:: EXERCISE BRIEF ::
Work out how many lines include "العراق" and answer with that number only.
==== DATA SUPPLIED ====
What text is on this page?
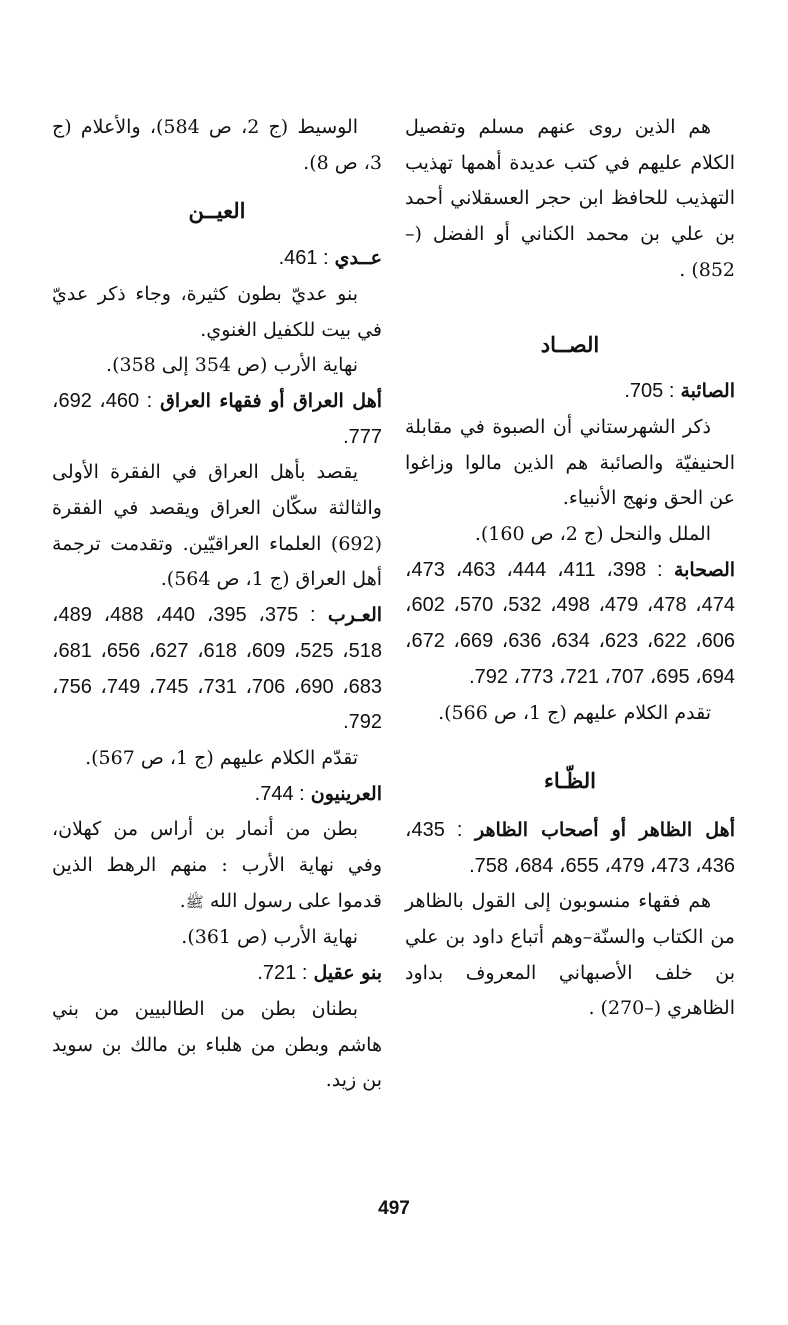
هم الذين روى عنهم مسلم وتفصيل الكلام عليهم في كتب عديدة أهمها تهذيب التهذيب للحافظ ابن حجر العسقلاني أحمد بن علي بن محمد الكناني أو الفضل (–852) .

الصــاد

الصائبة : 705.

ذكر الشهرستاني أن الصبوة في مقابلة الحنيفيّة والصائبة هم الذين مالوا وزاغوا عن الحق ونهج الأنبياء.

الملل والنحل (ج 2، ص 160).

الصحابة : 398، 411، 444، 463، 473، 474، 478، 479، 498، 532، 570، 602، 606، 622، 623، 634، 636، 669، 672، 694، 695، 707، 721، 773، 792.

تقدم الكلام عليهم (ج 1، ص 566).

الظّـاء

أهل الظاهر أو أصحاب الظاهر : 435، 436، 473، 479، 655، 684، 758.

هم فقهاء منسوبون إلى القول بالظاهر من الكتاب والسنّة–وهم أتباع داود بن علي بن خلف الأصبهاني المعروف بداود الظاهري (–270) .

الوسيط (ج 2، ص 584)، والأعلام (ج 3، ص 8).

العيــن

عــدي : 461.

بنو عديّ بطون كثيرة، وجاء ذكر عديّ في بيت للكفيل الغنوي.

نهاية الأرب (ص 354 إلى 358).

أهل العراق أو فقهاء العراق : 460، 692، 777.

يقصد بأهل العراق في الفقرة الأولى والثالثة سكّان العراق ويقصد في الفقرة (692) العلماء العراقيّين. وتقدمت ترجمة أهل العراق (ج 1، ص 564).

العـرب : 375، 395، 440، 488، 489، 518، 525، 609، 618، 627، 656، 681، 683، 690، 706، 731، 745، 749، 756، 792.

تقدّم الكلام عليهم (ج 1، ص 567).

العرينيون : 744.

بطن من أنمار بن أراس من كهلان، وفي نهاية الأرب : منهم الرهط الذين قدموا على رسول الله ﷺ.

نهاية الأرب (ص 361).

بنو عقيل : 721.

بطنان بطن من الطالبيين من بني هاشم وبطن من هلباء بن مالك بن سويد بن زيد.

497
====
:: CORRECT RESPONSE ::
2